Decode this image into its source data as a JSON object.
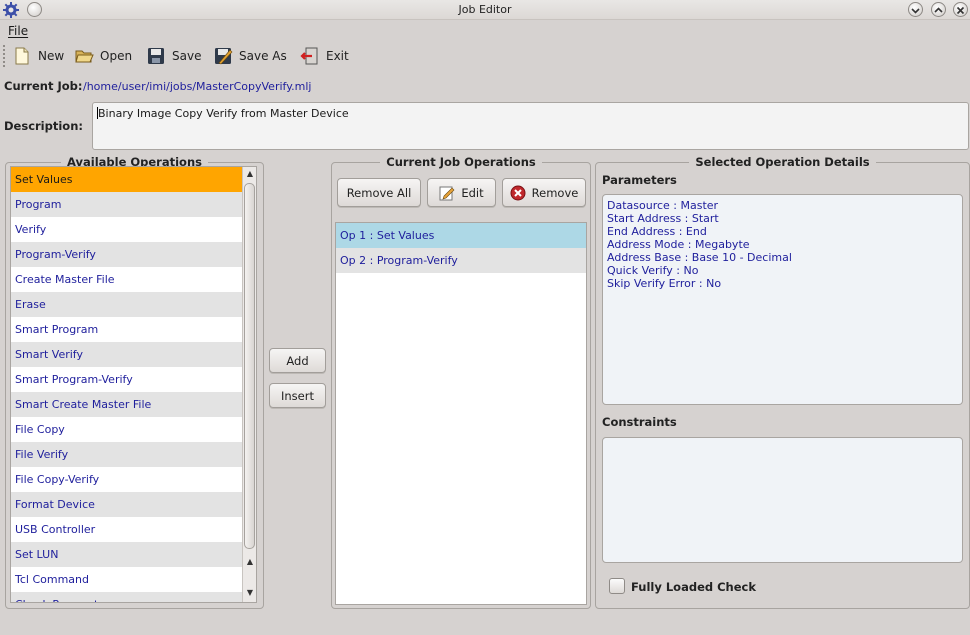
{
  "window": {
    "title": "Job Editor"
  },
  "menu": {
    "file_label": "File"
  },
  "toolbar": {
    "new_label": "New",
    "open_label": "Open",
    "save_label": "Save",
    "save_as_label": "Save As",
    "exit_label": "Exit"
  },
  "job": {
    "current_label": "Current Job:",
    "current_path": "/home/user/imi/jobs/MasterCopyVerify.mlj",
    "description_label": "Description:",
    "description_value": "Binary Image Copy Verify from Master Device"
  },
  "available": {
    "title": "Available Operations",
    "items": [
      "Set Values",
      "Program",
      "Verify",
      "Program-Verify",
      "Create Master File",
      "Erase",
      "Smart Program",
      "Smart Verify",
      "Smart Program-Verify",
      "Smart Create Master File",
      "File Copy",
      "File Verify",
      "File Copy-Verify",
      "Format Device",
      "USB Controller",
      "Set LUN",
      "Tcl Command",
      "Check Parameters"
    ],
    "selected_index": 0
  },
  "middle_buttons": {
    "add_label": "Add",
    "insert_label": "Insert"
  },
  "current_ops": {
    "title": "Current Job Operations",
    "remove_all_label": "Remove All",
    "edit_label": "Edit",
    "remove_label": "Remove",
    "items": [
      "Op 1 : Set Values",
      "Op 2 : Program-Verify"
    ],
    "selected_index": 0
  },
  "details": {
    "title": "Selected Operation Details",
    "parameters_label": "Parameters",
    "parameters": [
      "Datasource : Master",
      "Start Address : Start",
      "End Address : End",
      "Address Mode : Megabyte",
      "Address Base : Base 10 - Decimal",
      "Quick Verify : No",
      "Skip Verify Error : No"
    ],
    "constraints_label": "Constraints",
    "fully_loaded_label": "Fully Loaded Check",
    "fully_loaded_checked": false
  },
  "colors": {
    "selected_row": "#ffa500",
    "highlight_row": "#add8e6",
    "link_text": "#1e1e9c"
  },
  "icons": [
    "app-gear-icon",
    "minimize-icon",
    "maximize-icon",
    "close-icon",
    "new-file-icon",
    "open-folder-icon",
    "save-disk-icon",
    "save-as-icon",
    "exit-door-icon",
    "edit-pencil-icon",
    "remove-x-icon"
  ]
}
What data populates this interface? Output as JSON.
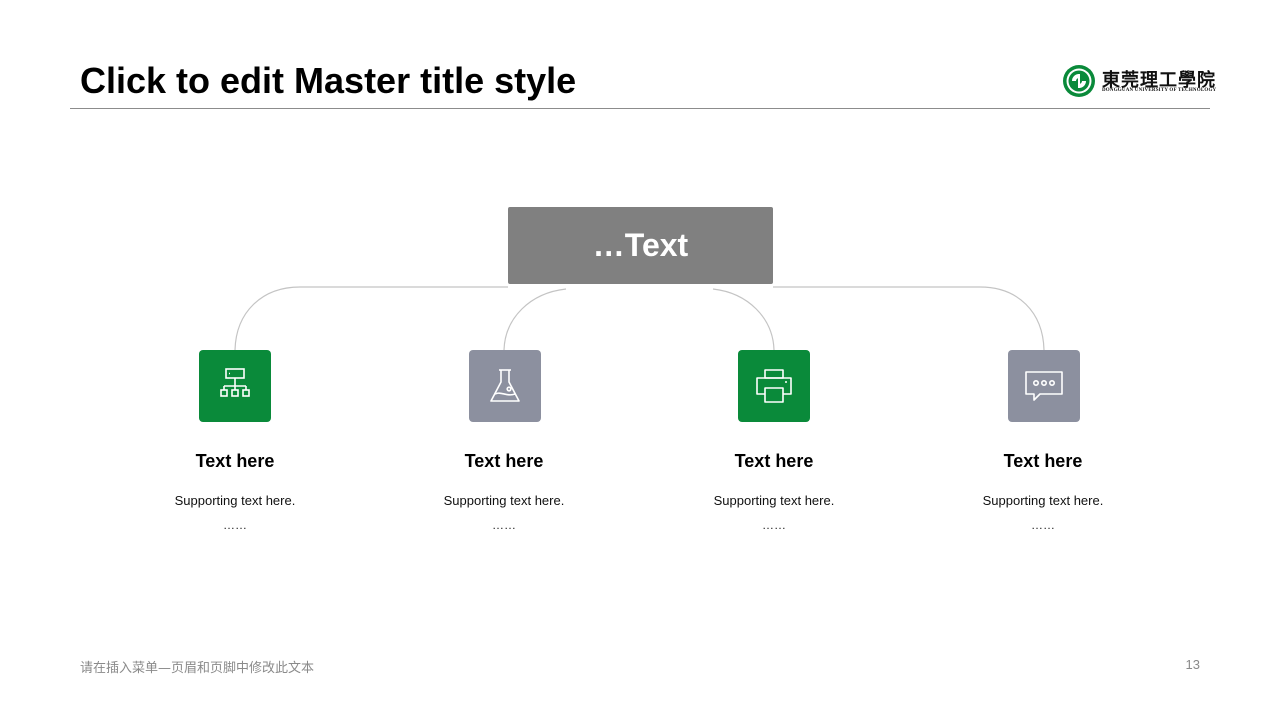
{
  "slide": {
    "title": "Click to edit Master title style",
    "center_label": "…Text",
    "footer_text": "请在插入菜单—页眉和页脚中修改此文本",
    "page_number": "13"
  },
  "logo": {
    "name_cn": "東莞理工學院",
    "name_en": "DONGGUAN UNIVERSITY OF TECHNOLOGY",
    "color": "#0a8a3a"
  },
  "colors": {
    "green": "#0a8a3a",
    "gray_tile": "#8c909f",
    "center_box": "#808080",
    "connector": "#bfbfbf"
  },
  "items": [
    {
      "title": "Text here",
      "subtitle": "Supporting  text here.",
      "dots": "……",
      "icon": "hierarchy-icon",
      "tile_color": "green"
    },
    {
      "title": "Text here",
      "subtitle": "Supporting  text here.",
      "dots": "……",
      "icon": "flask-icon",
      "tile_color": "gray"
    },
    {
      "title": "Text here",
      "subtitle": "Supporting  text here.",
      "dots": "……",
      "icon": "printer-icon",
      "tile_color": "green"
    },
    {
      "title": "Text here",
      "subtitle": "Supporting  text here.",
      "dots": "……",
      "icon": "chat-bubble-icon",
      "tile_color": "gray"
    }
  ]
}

==

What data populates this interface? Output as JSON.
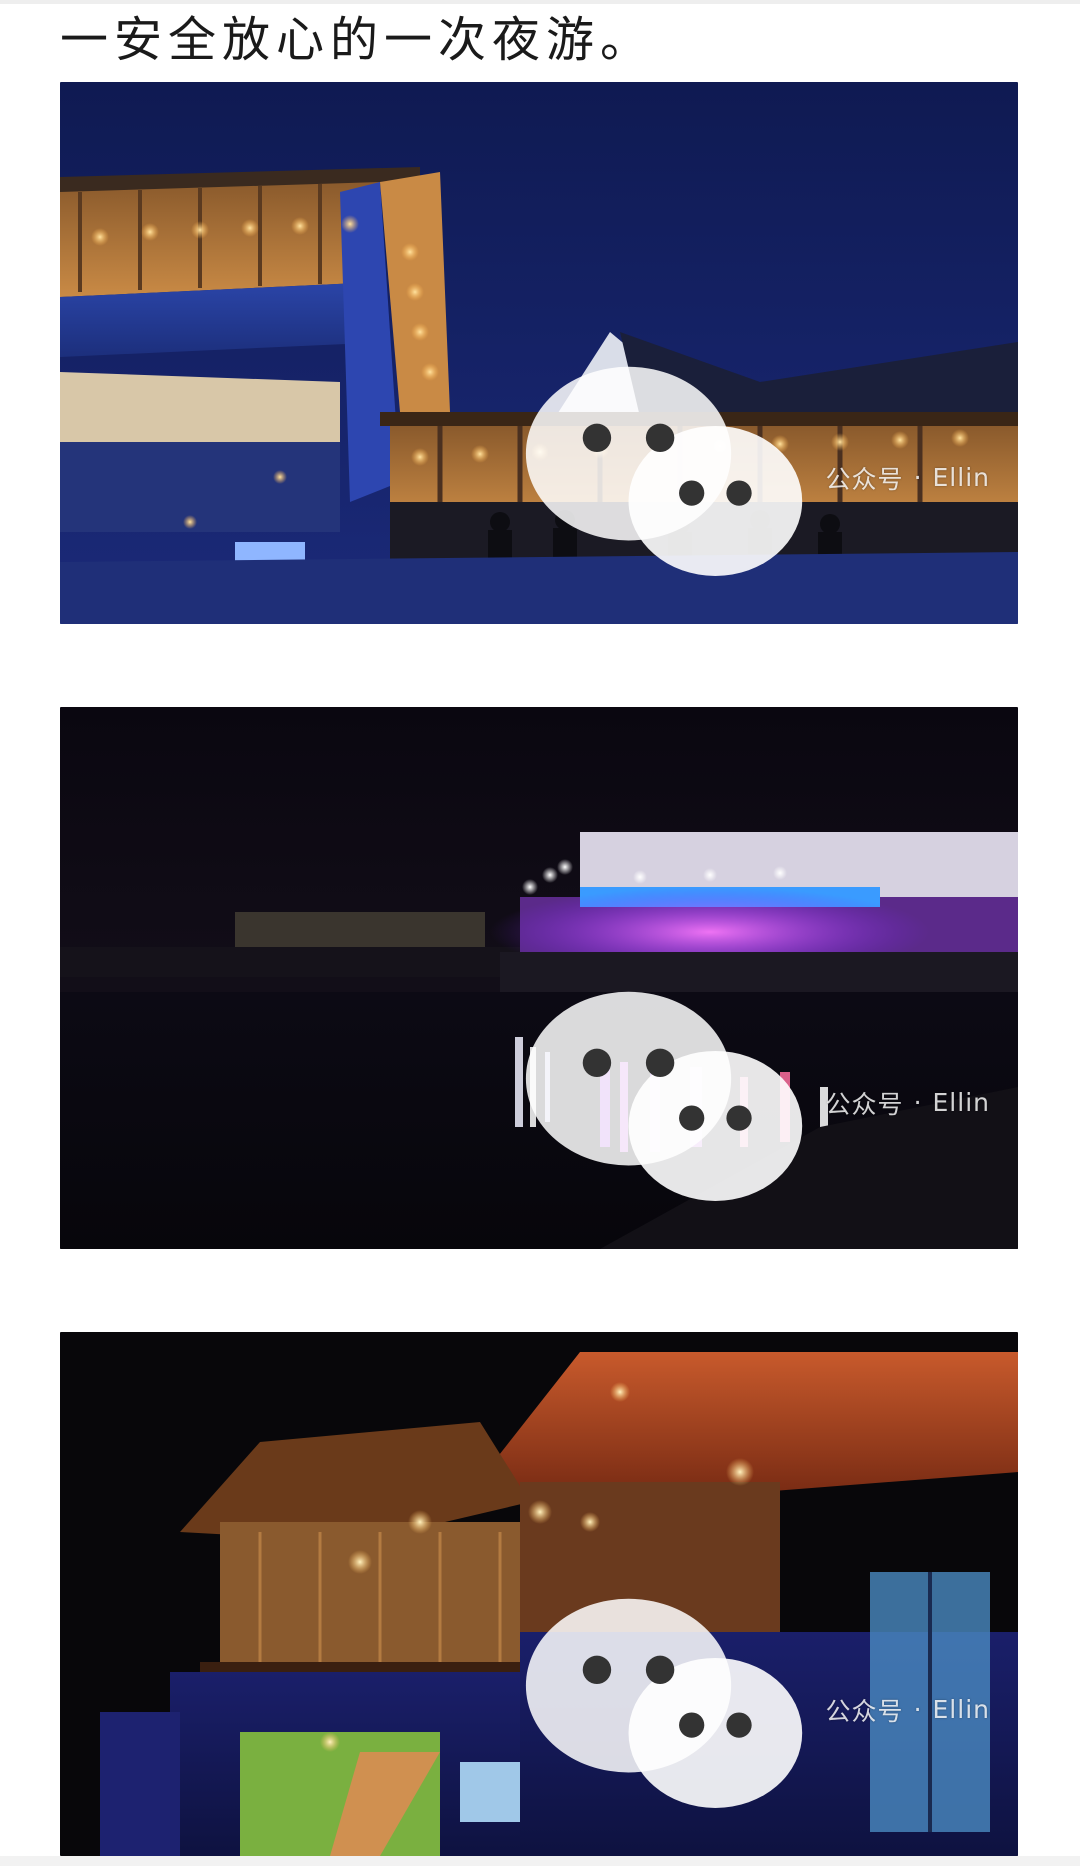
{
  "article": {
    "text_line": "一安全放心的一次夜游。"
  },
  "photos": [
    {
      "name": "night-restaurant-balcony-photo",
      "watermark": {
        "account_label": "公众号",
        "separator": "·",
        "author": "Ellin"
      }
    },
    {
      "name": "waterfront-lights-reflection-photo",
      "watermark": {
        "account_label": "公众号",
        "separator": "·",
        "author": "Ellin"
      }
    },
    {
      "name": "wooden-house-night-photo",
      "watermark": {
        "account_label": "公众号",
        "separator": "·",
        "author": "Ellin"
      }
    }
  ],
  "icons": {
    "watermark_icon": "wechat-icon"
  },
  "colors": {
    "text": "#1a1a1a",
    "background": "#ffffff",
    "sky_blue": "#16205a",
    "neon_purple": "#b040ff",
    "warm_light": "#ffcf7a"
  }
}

--

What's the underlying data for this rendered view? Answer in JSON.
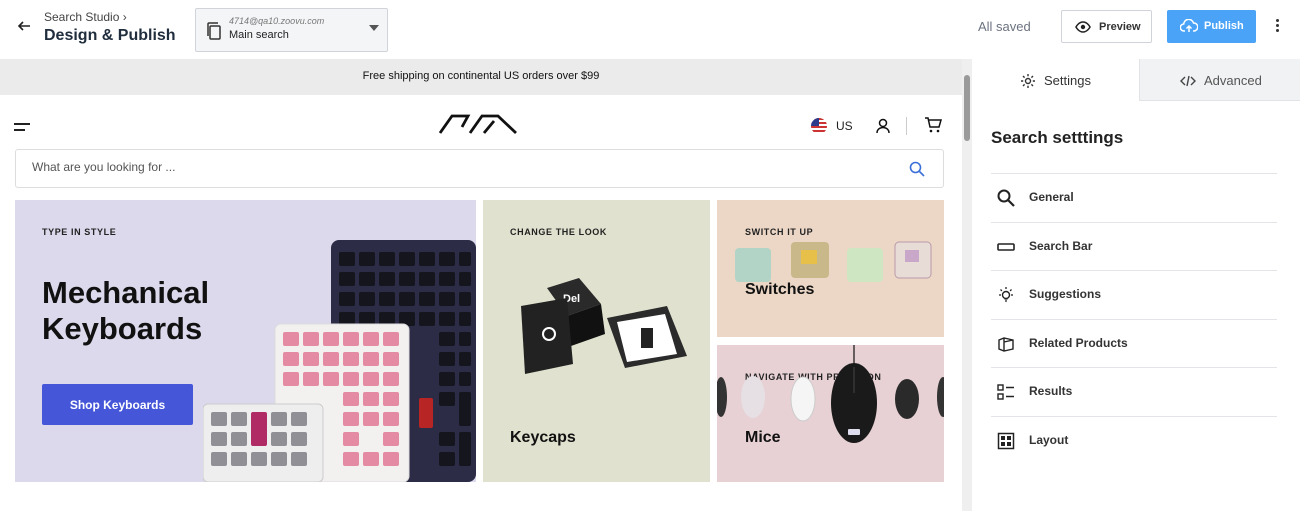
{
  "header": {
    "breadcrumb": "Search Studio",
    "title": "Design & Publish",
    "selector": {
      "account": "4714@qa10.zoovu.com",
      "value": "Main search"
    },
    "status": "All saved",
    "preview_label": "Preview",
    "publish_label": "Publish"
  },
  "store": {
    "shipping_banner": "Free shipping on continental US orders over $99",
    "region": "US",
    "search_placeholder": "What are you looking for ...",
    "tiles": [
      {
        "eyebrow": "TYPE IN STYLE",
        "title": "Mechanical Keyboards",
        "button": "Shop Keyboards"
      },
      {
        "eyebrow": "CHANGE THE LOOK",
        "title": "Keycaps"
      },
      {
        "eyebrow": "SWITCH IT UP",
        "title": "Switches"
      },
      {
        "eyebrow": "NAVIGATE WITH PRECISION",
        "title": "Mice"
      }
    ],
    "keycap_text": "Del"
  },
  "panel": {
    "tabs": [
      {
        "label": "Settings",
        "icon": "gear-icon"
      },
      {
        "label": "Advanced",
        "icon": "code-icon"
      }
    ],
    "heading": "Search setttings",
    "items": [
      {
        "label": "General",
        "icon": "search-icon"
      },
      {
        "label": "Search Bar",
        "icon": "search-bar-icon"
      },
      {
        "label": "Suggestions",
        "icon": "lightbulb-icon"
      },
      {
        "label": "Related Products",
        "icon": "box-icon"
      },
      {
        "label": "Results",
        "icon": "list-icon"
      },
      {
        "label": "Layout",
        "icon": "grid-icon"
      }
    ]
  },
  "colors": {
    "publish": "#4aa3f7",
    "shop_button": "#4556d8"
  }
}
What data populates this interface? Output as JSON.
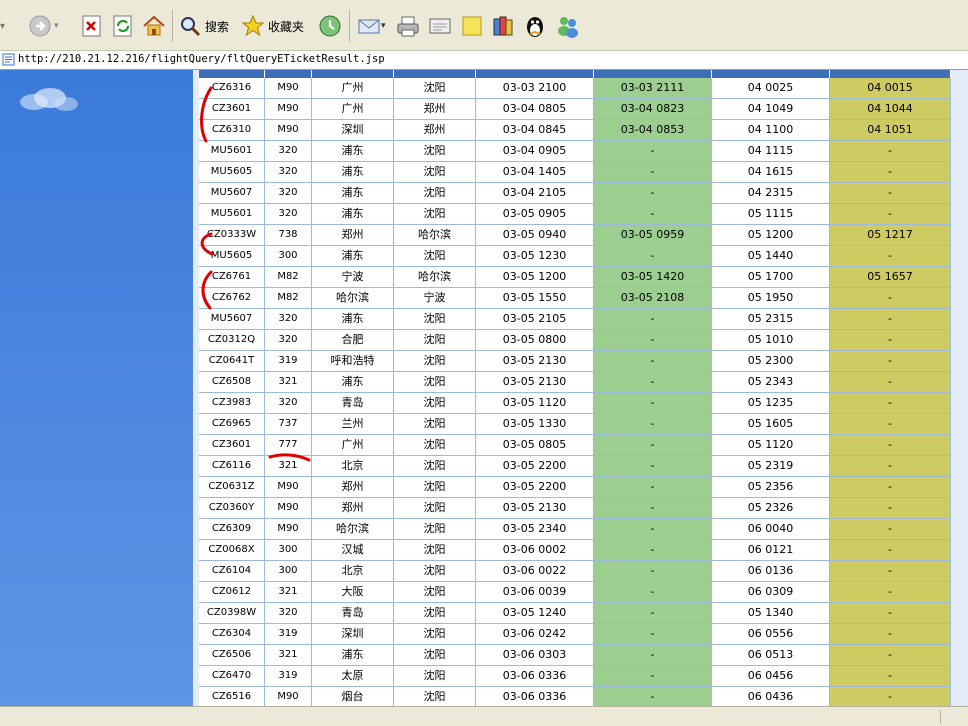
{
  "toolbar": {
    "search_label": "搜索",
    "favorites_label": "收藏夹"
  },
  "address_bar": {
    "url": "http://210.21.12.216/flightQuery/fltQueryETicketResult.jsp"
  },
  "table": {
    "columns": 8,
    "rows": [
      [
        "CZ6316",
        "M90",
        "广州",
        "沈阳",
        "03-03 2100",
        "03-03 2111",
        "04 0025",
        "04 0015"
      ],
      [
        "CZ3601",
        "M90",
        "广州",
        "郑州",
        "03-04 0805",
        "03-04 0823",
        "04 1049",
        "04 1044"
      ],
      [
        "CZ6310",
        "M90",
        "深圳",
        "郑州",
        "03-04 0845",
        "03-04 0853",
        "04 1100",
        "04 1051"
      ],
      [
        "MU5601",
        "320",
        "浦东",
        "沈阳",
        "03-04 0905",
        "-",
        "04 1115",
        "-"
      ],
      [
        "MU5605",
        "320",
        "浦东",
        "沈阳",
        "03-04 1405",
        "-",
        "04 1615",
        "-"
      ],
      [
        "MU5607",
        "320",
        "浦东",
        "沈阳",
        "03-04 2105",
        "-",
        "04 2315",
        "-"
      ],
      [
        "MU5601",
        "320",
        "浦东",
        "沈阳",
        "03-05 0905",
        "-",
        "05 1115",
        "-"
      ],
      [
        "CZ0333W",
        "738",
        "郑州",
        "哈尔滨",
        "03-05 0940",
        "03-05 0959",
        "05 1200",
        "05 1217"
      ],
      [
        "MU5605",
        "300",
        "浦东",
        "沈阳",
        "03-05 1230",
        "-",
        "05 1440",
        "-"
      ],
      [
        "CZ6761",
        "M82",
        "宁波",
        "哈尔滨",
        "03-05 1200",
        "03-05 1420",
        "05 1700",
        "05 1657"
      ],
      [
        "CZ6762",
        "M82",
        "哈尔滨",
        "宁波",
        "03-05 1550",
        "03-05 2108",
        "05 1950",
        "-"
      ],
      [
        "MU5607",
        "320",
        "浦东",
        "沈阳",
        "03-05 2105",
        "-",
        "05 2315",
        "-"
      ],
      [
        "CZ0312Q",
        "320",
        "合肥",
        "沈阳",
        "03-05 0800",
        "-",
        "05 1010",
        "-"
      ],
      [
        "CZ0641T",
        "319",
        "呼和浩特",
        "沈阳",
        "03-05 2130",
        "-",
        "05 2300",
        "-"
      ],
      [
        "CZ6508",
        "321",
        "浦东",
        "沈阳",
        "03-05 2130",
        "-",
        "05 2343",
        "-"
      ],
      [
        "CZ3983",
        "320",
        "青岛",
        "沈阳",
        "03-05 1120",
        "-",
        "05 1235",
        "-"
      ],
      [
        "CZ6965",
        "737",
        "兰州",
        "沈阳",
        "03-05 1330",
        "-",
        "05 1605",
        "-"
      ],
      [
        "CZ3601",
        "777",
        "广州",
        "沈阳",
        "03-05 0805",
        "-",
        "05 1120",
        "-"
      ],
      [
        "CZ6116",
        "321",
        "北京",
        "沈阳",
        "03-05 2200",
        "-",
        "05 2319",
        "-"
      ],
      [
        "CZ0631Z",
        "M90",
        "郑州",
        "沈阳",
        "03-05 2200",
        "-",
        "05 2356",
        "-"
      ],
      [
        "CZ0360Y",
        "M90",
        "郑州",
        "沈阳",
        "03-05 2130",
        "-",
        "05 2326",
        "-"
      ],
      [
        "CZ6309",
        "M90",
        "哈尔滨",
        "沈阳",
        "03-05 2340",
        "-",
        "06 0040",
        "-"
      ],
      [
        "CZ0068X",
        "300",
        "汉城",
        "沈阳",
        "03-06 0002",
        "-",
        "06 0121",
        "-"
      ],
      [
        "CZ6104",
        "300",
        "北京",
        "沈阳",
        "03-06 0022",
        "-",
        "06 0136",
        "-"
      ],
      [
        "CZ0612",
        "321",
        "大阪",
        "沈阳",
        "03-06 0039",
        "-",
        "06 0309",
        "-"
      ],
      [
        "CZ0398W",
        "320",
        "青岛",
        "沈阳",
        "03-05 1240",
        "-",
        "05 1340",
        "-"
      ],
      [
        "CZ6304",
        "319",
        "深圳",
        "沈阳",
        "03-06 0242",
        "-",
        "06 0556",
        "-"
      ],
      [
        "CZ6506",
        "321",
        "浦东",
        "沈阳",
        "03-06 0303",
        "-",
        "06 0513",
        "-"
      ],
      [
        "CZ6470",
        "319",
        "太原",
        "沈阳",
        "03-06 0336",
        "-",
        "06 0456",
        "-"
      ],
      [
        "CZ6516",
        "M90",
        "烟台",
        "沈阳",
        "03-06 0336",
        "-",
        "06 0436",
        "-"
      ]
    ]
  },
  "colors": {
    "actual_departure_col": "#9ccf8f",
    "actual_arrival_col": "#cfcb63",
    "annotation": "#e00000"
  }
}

● Problem statement
Using the records above, list each line that includes "Create".

● Response
      "Create Master File",
      "Smart Create Master File",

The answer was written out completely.